EXERCISE GOAL: Make an exact copy of all the data.

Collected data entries
──────────

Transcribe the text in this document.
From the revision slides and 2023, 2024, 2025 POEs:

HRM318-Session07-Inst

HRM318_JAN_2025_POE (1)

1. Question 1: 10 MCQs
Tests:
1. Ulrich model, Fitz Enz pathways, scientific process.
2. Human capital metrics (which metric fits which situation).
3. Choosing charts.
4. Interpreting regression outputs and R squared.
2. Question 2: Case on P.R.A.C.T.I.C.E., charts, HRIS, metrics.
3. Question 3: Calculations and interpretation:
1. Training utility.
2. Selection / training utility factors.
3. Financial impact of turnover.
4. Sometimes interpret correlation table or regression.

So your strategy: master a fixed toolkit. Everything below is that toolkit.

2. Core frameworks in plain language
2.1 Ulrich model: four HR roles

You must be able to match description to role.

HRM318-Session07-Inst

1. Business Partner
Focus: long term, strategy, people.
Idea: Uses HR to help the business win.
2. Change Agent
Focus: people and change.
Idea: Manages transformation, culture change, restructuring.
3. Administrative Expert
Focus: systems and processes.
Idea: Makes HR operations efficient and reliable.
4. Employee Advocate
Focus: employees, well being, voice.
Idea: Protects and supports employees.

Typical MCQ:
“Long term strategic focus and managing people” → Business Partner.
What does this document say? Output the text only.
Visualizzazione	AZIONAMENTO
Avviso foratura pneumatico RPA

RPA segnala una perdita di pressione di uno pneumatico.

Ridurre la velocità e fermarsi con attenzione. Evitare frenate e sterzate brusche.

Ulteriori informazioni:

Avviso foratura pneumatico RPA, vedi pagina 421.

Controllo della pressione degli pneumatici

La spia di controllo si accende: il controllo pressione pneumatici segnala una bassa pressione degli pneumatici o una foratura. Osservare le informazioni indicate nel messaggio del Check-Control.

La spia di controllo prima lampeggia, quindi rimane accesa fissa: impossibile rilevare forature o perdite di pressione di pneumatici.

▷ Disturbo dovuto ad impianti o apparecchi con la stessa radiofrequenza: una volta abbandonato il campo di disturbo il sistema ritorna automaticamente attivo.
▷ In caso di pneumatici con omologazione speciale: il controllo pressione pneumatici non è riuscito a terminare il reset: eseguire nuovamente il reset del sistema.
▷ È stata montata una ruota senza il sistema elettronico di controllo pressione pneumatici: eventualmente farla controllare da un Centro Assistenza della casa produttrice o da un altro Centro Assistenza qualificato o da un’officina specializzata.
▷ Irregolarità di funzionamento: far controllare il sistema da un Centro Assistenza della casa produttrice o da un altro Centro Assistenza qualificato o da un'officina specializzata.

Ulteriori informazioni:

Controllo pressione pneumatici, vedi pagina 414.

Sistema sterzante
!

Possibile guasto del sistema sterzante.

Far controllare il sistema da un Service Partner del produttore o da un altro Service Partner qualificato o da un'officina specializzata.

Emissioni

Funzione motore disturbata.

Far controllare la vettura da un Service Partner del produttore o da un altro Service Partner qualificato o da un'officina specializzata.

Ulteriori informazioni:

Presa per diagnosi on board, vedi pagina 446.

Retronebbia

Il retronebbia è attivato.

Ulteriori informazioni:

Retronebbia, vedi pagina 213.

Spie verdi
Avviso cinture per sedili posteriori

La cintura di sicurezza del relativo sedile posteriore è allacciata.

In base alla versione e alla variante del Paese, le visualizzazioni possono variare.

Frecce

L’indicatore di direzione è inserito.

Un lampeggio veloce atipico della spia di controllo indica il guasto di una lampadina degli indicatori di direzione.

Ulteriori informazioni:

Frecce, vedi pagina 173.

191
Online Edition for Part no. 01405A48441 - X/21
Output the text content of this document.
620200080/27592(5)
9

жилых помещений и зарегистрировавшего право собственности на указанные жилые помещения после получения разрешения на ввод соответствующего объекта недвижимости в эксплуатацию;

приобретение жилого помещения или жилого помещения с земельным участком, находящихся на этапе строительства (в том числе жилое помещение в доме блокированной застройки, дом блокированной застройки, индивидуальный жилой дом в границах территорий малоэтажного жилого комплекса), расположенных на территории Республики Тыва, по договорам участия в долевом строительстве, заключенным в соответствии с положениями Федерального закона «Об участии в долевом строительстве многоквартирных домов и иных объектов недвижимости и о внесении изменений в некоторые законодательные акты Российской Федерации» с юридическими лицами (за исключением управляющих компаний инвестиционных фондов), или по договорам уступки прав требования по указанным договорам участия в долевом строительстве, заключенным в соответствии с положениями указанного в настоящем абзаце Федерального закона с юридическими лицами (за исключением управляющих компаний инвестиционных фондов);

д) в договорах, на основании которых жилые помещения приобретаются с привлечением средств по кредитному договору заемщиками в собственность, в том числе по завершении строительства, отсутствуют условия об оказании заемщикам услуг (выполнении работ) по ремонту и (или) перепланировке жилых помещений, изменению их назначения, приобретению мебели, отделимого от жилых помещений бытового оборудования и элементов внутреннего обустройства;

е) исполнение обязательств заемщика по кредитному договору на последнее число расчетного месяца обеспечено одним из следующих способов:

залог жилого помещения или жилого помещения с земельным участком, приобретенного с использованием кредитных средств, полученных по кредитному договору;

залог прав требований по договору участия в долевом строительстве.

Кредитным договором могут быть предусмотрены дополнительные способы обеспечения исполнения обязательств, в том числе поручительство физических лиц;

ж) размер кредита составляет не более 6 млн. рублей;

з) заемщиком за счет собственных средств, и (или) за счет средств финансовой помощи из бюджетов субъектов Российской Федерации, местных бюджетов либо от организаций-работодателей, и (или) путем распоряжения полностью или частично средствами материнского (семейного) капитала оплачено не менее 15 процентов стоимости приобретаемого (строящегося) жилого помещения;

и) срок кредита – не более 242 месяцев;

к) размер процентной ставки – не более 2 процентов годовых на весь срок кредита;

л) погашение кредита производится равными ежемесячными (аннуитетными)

──────────

WRITTEN REPLY:
Transcribe the text in this document.
From the revision slides and 2023, 2024, 2025 POEs:

HRM318-Session07-Inst

HRM318_JAN_2025_POE (1)

1. Question 1: 10 MCQs
Tests:
1. Ulrich model, Fitz Enz pathways, scientific process.
2. Human capital metrics (which metric fits which situation).
3. Choosing charts.
4. Interpreting regression outputs and R squared.
2. Question 2: Case on P.R.A.C.T.I.C.E., charts, HRIS, metrics.
3. Question 3: Calculations and interpretation:
1. Training utility.
2. Selection / training utility factors.
3. Financial impact of turnover.
4. Sometimes interpret correlation table or regression.

So your strategy: master a fixed toolkit. Everything below is that toolkit.

2. Core frameworks in plain language
2.1 Ulrich model: four HR roles

You must be able to match description to role.

HRM318-Session07-Inst

1. Business Partner
Focus: long term, strategy, people.
Idea: Uses HR to help the business win.
2. Change Agent
Focus: people and change.
Idea: Manages transformation, culture change, restructuring.
3. Administrative Expert
Focus: systems and processes.
Idea: Makes HR operations efficient and reliable.
4. Employee Advocate
Focus: employees, well being, voice.
Idea: Protects and supports employees.

Typical MCQ:
“Long term strategic focus and managing people” → Business Partner.
What does this document say? Output the text only.
Visualizzazione	AZIONAMENTO
Avviso foratura pneumatico RPA

RPA segnala una perdita di pressione di uno pneumatico.

Ridurre la velocità e fermarsi con attenzione. Evitare frenate e sterzate brusche.

Ulteriori informazioni:

Avviso foratura pneumatico RPA, vedi pagina 421.

Controllo della pressione degli pneumatici

La spia di controllo si accende: il controllo pressione pneumatici segnala una bassa pressione degli pneumatici o una foratura. Osservare le informazioni indicate nel messaggio del Check-Control.

La spia di controllo prima lampeggia, quindi rimane accesa fissa: impossibile rilevare forature o perdite di pressione di pneumatici.

▷ Disturbo dovuto ad impianti o apparecchi con la stessa radiofrequenza: una volta abbandonato il campo di disturbo il sistema ritorna automaticamente attivo.
▷ In caso di pneumatici con omologazione speciale: il controllo pressione pneumatici non è riuscito a terminare il reset: eseguire nuovamente il reset del sistema.
▷ È stata montata una ruota senza il sistema elettronico di controllo pressione pneumatici: eventualmente farla controllare da un Centro Assistenza della casa produttrice o da un altro Centro Assistenza qualificato o da un’officina specializzata.
▷ Irregolarità di funzionamento: far controllare il sistema da un Centro Assistenza della casa produttrice o da un altro Centro Assistenza qualificato o da un'officina specializzata.

Ulteriori informazioni:

Controllo pressione pneumatici, vedi pagina 414.

Sistema sterzante
!

Possibile guasto del sistema sterzante.

Far controllare il sistema da un Service Partner del produttore o da un altro Service Partner qualificato o da un'officina specializzata.

Emissioni

Funzione motore disturbata.

Far controllare la vettura da un Service Partner del produttore o da un altro Service Partner qualificato o da un'officina specializzata.

Ulteriori informazioni:

Presa per diagnosi on board, vedi pagina 446.

Retronebbia

Il retronebbia è attivato.

Ulteriori informazioni:

Retronebbia, vedi pagina 213.

Spie verdi
Avviso cinture per sedili posteriori

La cintura di sicurezza del relativo sedile posteriore è allacciata.

In base alla versione e alla variante del Paese, le visualizzazioni possono variare.

Frecce

L’indicatore di direzione è inserito.

Un lampeggio veloce atipico della spia di controllo indica il guasto di una lampadina degli indicatori di direzione.

Ulteriori informazioni:

Frecce, vedi pagina 173.

191
Online Edition for Part no. 01405A48441 - X/21
Output the text content of this document.
620200080/27592(5)
9

жилых помещений и зарегистрировавшего право собственности на указанные жилые помещения после получения разрешения на ввод соответствующего объекта недвижимости в эксплуатацию;

приобретение жилого помещения или жилого помещения с земельным участком, находящихся на этапе строительства (в том числе жилое помещение в доме блокированной застройки, дом блокированной застройки, индивидуальный жилой дом в границах территорий малоэтажного жилого комплекса), расположенных на территории Республики Тыва, по договорам участия в долевом строительстве, заключенным в соответствии с положениями Федерального закона «Об участии в долевом строительстве многоквартирных домов и иных объектов недвижимости и о внесении изменений в некоторые законодательные акты Российской Федерации» с юридическими лицами (за исключением управляющих компаний инвестиционных фондов), или по договорам уступки прав требования по указанным договорам участия в долевом строительстве, заключенным в соответствии с положениями указанного в настоящем абзаце Федерального закона с юридическими лицами (за исключением управляющих компаний инвестиционных фондов);

д) в договорах, на основании которых жилые помещения приобретаются с привлечением средств по кредитному договору заемщиками в собственность, в том числе по завершении строительства, отсутствуют условия об оказании заемщикам услуг (выполнении работ) по ремонту и (или) перепланировке жилых помещений, изменению их назначения, приобретению мебели, отделимого от жилых помещений бытового оборудования и элементов внутреннего обустройства;

е) исполнение обязательств заемщика по кредитному договору на последнее число расчетного месяца обеспечено одним из следующих способов:

залог жилого помещения или жилого помещения с земельным участком, приобретенного с использованием кредитных средств, полученных по кредитному договору;

залог прав требований по договору участия в долевом строительстве.

Кредитным договором могут быть предусмотрены дополнительные способы обеспечения исполнения обязательств, в том числе поручительство физических лиц;

ж) размер кредита составляет не более 6 млн. рублей;

з) заемщиком за счет собственных средств, и (или) за счет средств финансовой помощи из бюджетов субъектов Российской Федерации, местных бюджетов либо от организаций-работодателей, и (или) путем распоряжения полностью или частично средствами материнского (семейного) капитала оплачено не менее 15 процентов стоимости приобретаемого (строящегося) жилого помещения;

и) срок кредита – не более 242 месяцев;

к) размер процентной ставки – не более 2 процентов годовых на весь срок кредита;

л) погашение кредита производится равными ежемесячными (аннуитетными)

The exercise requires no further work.